**WHAT NEEDS TO BE DONE:** Starting at the top of the records and ending at the line containing "surface-layer <box>162 226 759 690</box>", express them as a two-column CSV headed task and output, one row per task together with its answer. Put each value in a single quoted field with line breaks replaced by spaces, and leave the pictures out.

******************************

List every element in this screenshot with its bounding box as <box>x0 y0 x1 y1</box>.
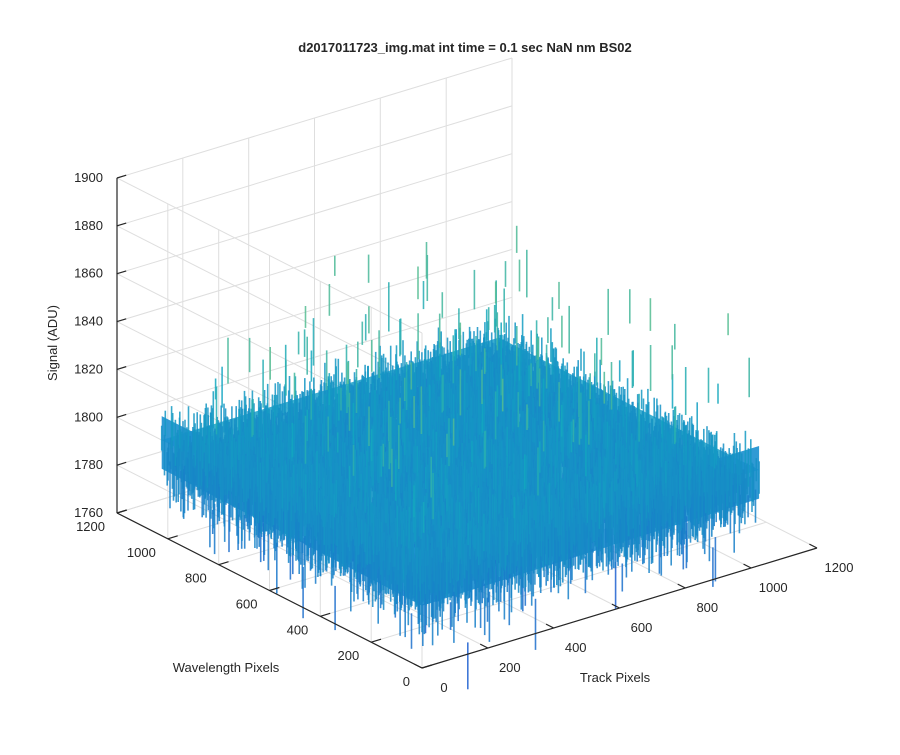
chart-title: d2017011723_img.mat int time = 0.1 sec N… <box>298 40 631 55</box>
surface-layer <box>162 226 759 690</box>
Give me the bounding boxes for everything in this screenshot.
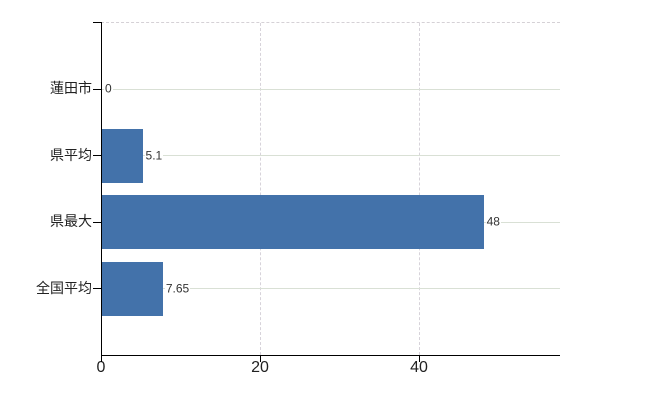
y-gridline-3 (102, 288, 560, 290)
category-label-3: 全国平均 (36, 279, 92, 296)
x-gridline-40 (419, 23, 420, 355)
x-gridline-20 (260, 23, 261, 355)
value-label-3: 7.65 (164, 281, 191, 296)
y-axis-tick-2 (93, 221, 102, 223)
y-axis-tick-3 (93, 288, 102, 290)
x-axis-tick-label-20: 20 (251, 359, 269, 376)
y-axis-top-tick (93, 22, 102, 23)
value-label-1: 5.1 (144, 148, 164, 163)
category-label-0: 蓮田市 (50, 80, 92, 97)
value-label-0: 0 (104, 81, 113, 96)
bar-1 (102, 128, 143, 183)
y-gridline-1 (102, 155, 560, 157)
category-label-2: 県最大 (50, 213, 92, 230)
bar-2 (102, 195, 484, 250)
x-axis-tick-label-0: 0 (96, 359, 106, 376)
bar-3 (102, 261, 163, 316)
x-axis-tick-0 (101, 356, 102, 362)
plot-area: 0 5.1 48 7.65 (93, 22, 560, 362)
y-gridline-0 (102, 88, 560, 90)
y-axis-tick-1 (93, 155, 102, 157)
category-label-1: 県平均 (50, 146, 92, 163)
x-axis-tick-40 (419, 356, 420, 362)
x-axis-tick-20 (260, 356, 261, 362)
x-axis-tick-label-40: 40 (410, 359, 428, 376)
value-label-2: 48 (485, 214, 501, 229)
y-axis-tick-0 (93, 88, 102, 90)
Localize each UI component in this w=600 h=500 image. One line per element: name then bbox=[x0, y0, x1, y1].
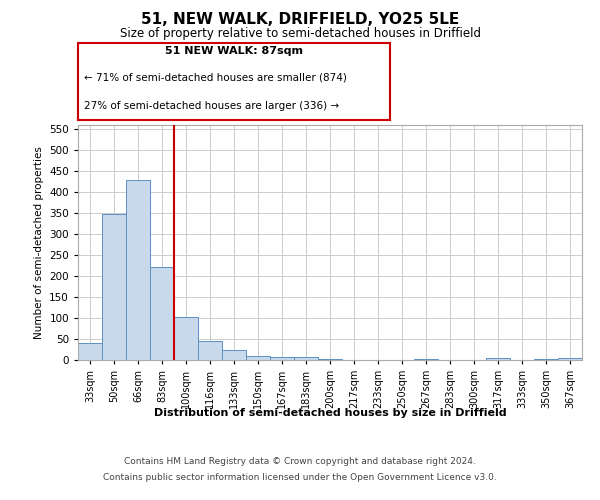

******************************

**CORRECT OUTPUT:**
task,output
"List every element in this screenshot with its bounding box as <box>x0 y0 x1 y1</box>.","chart-title: d2017011723_img.mat int time = 0.1 sec N… <box>298 40 631 55</box> surface-layer <box>162 226 759 690</box>"